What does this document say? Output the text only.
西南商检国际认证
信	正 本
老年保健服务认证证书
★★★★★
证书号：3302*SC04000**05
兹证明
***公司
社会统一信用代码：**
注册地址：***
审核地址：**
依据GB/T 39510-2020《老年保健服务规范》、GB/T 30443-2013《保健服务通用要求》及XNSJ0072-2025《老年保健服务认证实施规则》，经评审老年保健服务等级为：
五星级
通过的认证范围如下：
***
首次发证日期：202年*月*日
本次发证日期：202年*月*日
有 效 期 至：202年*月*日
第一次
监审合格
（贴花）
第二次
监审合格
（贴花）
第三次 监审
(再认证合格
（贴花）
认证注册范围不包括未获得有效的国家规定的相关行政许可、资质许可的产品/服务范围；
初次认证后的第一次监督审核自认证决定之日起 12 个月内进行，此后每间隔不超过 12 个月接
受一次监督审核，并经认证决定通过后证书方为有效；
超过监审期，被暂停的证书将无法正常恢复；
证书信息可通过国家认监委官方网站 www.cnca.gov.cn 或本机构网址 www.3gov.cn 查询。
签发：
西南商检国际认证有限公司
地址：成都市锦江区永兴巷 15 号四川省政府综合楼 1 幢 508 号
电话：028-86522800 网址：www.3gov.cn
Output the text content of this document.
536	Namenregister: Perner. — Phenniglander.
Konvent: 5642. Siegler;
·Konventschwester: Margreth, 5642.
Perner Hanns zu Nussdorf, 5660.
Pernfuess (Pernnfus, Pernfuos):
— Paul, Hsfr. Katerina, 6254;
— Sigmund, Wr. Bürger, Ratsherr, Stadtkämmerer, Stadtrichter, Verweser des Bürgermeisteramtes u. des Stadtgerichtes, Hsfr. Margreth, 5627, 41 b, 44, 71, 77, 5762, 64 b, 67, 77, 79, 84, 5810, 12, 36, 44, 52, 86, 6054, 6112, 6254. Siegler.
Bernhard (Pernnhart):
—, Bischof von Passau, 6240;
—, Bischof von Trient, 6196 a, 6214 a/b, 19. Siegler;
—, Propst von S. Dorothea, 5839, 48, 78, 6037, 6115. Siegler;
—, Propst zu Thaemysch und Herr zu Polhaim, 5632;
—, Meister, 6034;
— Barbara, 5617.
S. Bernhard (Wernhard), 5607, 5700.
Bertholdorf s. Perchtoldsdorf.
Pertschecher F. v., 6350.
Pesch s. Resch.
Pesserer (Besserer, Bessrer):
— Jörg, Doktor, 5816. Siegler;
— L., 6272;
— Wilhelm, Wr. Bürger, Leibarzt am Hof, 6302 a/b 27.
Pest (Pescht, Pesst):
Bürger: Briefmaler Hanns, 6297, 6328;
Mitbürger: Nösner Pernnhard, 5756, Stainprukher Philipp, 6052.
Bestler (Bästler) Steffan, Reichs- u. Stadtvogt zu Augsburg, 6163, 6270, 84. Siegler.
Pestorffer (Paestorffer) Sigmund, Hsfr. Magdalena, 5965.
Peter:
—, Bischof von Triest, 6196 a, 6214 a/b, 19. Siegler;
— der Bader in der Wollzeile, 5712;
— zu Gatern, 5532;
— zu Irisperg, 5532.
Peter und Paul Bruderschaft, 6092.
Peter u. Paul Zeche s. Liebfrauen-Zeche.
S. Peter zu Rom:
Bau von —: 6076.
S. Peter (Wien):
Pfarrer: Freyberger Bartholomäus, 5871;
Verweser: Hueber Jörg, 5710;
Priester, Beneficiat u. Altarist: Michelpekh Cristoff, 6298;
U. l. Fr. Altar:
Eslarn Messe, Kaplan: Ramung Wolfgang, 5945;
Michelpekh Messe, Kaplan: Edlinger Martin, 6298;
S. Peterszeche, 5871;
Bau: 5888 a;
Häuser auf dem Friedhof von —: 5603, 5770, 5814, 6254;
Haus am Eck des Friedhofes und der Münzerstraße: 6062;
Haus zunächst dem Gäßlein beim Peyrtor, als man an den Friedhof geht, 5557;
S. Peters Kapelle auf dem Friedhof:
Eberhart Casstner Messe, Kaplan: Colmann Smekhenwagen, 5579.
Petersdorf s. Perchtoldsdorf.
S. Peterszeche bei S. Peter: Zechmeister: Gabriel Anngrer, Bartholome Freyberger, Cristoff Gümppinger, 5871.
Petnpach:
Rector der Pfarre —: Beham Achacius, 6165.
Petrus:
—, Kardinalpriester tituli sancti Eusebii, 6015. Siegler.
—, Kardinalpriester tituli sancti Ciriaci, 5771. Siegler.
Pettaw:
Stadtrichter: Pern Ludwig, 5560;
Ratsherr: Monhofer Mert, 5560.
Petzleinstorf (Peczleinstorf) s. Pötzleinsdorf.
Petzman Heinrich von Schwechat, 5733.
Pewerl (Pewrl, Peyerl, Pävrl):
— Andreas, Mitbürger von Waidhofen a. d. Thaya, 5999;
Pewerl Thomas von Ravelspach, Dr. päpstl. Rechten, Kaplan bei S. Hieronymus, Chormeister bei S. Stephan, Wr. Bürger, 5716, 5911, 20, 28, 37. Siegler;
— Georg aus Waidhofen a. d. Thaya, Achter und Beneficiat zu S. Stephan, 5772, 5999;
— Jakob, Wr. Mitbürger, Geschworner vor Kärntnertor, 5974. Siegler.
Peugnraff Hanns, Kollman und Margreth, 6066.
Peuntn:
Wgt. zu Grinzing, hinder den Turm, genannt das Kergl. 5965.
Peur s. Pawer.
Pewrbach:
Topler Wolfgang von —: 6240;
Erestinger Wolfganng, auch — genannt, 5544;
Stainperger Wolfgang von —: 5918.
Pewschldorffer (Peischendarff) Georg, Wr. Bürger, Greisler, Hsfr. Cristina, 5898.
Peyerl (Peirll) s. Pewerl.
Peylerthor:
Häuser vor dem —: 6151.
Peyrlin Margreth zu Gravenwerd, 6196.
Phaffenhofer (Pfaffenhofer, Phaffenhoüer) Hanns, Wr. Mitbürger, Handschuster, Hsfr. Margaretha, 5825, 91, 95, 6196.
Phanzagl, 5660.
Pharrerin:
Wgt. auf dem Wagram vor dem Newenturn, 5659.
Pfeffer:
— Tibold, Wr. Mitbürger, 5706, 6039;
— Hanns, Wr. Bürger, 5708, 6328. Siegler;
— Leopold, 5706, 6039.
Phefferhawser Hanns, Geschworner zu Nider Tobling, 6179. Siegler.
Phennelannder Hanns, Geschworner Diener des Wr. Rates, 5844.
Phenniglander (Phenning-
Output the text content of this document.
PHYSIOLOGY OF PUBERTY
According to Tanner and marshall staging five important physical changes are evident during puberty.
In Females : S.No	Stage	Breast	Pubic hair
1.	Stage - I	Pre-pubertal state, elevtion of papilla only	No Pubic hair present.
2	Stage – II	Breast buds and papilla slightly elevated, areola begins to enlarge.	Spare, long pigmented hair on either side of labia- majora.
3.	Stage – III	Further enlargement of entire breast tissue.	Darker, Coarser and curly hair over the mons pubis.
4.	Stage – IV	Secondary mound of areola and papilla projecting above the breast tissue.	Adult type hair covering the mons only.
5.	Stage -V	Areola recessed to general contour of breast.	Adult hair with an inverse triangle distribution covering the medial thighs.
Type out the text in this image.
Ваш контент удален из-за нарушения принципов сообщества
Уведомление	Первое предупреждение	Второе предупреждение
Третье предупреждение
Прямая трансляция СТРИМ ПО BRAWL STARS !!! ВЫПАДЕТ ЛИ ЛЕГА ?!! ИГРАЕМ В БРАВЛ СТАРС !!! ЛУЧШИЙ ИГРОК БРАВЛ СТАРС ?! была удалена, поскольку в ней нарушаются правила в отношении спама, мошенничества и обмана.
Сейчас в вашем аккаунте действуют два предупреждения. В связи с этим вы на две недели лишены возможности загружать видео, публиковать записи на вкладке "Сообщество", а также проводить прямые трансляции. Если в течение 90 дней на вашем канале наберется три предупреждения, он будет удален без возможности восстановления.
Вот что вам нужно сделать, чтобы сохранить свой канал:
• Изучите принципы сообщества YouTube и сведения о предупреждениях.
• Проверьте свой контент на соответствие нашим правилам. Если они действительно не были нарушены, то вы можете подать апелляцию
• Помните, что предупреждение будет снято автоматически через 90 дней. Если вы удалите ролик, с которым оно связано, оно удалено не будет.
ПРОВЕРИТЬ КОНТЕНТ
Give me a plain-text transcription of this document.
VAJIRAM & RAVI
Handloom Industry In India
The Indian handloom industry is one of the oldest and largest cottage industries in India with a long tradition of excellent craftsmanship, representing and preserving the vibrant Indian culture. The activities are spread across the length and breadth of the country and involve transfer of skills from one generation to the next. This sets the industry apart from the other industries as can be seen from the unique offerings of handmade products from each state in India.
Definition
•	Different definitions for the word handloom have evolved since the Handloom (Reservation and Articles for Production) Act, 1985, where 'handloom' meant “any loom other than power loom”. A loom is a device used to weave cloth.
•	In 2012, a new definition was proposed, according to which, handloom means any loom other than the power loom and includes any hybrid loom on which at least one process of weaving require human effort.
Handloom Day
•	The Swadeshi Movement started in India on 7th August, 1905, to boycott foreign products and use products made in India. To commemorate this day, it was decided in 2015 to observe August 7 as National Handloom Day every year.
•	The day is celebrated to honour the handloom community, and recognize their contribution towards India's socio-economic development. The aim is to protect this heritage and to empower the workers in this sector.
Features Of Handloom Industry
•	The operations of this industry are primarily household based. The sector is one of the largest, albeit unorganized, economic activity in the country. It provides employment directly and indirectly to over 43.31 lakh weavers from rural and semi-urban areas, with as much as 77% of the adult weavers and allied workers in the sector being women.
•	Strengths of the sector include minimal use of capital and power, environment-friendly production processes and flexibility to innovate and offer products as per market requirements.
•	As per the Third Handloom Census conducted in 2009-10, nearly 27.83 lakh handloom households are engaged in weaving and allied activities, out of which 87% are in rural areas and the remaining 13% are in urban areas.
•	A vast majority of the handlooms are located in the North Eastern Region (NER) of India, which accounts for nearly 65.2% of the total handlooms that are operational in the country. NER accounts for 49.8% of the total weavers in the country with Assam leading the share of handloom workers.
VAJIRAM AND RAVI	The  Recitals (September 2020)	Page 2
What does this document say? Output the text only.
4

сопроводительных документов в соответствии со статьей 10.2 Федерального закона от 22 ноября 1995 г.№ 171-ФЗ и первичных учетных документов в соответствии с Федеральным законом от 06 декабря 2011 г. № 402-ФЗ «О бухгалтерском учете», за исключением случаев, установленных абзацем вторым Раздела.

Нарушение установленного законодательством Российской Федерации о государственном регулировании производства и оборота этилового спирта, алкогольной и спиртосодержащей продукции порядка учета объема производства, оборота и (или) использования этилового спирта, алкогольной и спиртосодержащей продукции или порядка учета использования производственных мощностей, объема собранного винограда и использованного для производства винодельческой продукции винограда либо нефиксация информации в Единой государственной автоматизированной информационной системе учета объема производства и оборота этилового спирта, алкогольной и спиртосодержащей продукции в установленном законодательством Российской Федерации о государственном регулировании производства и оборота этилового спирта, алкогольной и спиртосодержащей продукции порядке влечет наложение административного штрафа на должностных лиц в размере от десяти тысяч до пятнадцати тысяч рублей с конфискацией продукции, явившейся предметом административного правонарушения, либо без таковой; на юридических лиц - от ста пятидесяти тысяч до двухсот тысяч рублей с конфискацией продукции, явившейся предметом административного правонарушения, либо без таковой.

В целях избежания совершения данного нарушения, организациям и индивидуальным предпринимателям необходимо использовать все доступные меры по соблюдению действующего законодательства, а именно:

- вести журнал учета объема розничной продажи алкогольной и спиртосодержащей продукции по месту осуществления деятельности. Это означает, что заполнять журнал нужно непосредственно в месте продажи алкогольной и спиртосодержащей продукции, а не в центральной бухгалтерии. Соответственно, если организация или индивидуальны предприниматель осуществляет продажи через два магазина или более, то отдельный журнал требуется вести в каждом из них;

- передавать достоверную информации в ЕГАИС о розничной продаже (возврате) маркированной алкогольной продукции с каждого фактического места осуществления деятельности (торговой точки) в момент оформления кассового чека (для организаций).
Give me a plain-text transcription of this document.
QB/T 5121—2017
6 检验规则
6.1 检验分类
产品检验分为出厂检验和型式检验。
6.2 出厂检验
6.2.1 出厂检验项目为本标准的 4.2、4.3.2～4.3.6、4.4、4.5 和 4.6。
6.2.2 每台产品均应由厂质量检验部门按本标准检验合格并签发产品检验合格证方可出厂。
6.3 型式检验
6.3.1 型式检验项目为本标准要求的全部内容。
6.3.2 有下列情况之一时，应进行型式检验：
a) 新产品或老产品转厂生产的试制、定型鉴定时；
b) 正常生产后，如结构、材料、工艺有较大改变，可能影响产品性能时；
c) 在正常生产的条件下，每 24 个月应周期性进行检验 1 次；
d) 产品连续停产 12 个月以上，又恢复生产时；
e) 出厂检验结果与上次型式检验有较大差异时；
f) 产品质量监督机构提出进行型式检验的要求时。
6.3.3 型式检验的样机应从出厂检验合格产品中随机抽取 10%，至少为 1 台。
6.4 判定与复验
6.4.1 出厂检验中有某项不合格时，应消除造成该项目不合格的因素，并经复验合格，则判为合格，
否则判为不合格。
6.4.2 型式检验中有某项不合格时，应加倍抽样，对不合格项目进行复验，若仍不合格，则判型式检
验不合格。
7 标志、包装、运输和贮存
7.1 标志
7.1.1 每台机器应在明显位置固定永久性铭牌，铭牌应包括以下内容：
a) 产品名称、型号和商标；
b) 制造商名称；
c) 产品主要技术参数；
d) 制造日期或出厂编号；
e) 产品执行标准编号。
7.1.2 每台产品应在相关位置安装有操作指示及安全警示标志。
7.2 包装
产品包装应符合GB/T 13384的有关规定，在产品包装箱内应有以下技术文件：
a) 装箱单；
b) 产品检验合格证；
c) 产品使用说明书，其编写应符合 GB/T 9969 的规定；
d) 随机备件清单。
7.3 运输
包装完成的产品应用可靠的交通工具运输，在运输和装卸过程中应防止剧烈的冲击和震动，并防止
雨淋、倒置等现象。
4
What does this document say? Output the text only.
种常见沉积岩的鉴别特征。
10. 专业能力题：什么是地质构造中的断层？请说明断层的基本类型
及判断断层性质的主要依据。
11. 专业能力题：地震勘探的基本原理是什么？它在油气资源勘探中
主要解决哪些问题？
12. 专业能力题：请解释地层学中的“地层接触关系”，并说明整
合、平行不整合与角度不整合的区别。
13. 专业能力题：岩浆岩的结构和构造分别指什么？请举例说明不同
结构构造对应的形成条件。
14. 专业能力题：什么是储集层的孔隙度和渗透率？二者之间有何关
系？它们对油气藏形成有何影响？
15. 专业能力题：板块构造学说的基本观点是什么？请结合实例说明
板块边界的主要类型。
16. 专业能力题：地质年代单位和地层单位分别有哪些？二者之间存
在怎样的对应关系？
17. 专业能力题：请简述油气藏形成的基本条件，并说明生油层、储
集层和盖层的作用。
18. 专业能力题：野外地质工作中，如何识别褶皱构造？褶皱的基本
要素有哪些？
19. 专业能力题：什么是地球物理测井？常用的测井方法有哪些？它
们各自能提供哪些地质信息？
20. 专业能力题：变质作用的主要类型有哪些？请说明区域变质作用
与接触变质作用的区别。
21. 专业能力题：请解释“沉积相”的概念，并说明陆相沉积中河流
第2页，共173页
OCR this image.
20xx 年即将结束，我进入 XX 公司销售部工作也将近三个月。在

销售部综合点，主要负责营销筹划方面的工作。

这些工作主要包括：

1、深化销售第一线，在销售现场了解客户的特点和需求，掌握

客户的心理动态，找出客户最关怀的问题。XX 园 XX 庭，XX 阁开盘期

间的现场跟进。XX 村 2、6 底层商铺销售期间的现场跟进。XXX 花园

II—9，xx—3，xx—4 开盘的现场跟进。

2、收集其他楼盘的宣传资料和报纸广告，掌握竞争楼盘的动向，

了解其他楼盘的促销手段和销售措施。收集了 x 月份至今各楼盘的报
----
What to work on:
Find how many lines include the string "Thaya" and report that number alone.

Complete response:
2